** Start **

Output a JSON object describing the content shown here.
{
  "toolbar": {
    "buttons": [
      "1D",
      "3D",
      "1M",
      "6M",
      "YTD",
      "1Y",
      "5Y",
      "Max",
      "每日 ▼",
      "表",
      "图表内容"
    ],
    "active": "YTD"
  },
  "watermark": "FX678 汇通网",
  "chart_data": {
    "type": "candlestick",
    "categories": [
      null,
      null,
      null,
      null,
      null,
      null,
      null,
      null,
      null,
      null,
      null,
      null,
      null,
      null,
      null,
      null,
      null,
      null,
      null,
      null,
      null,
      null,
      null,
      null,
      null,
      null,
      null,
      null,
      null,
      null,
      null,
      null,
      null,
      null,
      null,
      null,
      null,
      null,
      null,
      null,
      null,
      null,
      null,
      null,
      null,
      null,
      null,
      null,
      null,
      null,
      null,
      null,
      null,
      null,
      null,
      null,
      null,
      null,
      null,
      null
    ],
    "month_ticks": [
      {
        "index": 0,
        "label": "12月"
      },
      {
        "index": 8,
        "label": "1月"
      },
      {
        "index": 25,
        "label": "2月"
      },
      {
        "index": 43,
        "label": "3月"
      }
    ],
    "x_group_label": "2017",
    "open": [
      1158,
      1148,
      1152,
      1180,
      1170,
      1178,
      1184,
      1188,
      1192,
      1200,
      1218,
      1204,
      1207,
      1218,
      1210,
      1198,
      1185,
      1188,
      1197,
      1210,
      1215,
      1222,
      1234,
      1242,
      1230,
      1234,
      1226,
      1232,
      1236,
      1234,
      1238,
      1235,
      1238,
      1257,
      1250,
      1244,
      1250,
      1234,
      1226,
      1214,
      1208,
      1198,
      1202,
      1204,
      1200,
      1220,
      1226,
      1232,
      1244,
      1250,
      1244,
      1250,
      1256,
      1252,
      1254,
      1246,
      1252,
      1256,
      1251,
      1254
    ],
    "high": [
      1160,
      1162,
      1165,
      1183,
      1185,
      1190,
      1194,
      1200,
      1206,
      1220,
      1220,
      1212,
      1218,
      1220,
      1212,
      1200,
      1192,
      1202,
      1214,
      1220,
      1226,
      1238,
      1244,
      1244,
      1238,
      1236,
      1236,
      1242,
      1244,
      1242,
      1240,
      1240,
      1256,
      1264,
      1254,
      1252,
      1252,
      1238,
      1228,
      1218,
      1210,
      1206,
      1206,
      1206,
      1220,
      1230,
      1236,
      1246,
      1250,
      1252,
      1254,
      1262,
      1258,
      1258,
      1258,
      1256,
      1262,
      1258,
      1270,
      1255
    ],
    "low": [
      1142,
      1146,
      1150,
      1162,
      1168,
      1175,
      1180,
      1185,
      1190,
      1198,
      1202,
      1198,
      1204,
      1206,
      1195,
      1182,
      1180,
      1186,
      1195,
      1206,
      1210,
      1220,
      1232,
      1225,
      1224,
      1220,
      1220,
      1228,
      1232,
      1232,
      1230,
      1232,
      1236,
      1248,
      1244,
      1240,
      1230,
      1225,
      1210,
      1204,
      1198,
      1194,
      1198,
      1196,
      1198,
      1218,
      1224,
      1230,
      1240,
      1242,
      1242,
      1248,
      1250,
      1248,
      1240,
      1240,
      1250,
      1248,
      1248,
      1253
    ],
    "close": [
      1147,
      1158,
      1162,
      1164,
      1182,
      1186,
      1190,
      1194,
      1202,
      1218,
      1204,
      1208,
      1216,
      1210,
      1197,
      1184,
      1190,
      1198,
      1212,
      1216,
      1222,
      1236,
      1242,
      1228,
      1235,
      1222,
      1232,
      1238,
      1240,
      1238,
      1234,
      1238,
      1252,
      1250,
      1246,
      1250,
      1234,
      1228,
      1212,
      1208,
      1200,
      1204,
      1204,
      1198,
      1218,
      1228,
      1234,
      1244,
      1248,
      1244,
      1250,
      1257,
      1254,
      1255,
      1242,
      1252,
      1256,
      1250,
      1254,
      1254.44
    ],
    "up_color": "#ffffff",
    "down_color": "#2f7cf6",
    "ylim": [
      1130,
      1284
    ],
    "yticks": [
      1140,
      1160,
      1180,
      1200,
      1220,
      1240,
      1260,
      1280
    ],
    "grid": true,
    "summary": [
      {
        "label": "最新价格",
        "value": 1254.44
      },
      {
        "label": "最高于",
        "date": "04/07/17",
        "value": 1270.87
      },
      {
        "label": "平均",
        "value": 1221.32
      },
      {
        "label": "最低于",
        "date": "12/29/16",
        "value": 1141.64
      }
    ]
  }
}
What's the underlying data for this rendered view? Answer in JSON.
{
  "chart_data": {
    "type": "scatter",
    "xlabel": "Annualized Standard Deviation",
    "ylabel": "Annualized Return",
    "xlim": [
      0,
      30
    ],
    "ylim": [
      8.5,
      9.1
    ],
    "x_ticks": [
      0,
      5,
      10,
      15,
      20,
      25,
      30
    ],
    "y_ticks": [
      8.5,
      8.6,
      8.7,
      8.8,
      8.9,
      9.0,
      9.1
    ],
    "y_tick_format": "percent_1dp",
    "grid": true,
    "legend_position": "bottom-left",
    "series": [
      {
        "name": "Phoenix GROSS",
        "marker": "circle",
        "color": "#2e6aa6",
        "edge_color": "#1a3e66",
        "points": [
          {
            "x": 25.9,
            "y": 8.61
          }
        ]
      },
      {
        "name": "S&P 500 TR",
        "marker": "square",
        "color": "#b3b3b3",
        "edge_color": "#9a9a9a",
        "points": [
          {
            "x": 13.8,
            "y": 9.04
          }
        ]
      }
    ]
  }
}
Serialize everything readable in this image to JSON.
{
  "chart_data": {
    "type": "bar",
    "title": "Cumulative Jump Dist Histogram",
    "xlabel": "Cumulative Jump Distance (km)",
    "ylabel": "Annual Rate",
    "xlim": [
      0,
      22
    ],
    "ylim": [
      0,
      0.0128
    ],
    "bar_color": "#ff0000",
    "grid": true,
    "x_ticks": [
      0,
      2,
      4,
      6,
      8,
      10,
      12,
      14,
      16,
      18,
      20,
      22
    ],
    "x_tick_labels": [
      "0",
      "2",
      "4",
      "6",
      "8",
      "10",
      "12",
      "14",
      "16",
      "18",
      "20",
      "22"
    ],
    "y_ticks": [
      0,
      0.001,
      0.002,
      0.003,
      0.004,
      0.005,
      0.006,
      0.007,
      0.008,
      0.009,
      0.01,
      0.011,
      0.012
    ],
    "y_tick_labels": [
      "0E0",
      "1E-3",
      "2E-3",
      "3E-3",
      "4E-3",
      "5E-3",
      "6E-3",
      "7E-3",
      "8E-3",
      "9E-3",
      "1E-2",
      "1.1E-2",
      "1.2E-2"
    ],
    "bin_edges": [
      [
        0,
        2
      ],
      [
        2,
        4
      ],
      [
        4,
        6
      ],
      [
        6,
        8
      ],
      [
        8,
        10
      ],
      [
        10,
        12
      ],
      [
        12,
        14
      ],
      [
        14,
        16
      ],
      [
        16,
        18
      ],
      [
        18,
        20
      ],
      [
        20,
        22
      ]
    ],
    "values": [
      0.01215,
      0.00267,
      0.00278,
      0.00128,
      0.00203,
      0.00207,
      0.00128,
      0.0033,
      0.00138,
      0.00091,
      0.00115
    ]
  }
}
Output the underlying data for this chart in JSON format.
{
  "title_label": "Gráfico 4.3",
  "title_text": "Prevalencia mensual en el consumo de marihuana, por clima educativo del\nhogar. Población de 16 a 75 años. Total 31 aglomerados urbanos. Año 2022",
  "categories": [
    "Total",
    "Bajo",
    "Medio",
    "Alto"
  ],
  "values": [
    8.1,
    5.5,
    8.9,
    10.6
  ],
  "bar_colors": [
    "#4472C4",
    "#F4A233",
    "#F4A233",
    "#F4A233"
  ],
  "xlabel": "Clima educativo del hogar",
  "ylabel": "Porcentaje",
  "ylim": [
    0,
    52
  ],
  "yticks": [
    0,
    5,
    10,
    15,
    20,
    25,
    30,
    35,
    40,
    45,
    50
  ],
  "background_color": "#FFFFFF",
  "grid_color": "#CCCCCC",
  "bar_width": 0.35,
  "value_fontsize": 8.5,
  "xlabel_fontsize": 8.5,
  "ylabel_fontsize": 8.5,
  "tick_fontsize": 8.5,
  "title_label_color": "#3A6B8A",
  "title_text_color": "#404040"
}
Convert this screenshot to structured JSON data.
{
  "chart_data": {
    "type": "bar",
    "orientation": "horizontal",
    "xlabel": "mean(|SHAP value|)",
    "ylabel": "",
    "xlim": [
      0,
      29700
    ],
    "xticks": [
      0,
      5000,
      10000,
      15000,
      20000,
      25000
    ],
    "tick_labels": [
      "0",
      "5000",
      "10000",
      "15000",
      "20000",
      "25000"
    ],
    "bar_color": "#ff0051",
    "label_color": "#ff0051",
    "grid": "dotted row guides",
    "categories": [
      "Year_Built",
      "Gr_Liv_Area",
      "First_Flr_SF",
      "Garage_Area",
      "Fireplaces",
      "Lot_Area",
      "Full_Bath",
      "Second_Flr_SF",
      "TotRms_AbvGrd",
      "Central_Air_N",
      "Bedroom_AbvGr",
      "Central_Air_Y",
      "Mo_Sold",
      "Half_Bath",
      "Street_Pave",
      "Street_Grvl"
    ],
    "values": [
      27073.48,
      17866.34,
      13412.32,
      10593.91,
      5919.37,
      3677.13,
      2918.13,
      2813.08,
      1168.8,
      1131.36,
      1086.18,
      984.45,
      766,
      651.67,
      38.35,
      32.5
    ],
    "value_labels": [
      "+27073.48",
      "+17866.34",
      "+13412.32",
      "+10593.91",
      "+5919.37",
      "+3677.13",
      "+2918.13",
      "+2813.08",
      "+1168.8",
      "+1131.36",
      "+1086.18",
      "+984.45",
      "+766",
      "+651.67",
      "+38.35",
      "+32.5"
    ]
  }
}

** End **

INSTRUCTIONS FOR THE TASK ▸
Work out how many lines of the listing above include the word "Annualized". Report only the number.

OUTPUT OF THE TASK ▸
2